→ SOURCE DATA:
* Begin *

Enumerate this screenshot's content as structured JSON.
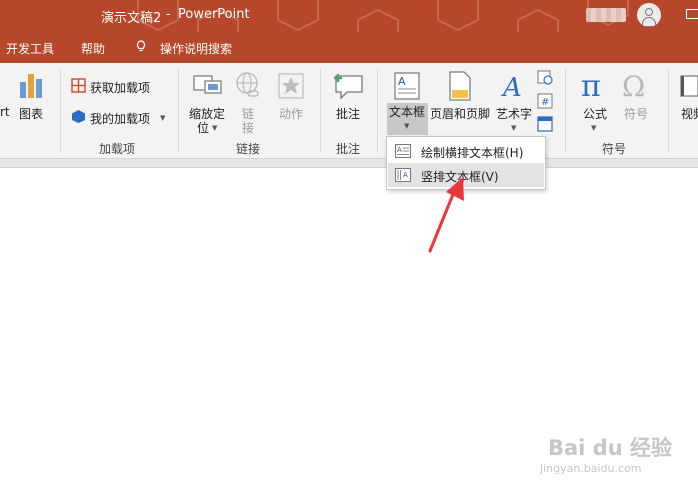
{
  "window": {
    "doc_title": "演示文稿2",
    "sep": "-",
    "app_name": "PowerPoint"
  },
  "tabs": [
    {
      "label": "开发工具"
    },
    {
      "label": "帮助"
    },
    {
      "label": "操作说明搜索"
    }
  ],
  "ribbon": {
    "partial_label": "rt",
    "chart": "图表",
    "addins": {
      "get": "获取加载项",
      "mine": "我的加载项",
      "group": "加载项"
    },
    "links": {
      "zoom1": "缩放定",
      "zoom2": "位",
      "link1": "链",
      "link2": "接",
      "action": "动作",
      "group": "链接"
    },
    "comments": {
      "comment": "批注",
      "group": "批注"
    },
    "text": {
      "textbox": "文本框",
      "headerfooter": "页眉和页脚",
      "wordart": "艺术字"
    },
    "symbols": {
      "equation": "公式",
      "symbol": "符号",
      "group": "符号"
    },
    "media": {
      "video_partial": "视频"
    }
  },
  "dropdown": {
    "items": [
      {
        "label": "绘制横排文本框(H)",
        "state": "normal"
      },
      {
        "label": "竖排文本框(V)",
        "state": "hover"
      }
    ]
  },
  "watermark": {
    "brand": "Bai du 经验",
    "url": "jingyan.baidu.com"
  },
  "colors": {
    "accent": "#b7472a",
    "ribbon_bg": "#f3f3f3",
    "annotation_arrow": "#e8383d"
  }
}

* End *

Write the records out again in full, exactly, and skip every picture.

→ SOLUTION:
Enumerate this screenshot's content as structured JSON.
{
  "window": {
    "doc_title": "演示文稿2",
    "sep": "-",
    "app_name": "PowerPoint"
  },
  "tabs": [
    {
      "label": "开发工具"
    },
    {
      "label": "帮助"
    },
    {
      "label": "操作说明搜索"
    }
  ],
  "ribbon": {
    "partial_label": "rt",
    "chart": "图表",
    "addins": {
      "get": "获取加载项",
      "mine": "我的加载项",
      "group": "加载项"
    },
    "links": {
      "zoom1": "缩放定",
      "zoom2": "位",
      "link1": "链",
      "link2": "接",
      "action": "动作",
      "group": "链接"
    },
    "comments": {
      "comment": "批注",
      "group": "批注"
    },
    "text": {
      "textbox": "文本框",
      "headerfooter": "页眉和页脚",
      "wordart": "艺术字"
    },
    "symbols": {
      "equation": "公式",
      "symbol": "符号",
      "group": "符号"
    },
    "media": {
      "video_partial": "视频"
    }
  },
  "dropdown": {
    "items": [
      {
        "label": "绘制横排文本框(H)",
        "state": "normal"
      },
      {
        "label": "竖排文本框(V)",
        "state": "hover"
      }
    ]
  },
  "watermark": {
    "brand": "Bai du 经验",
    "url": "jingyan.baidu.com"
  },
  "colors": {
    "accent": "#b7472a",
    "ribbon_bg": "#f3f3f3",
    "annotation_arrow": "#e8383d"
  }
}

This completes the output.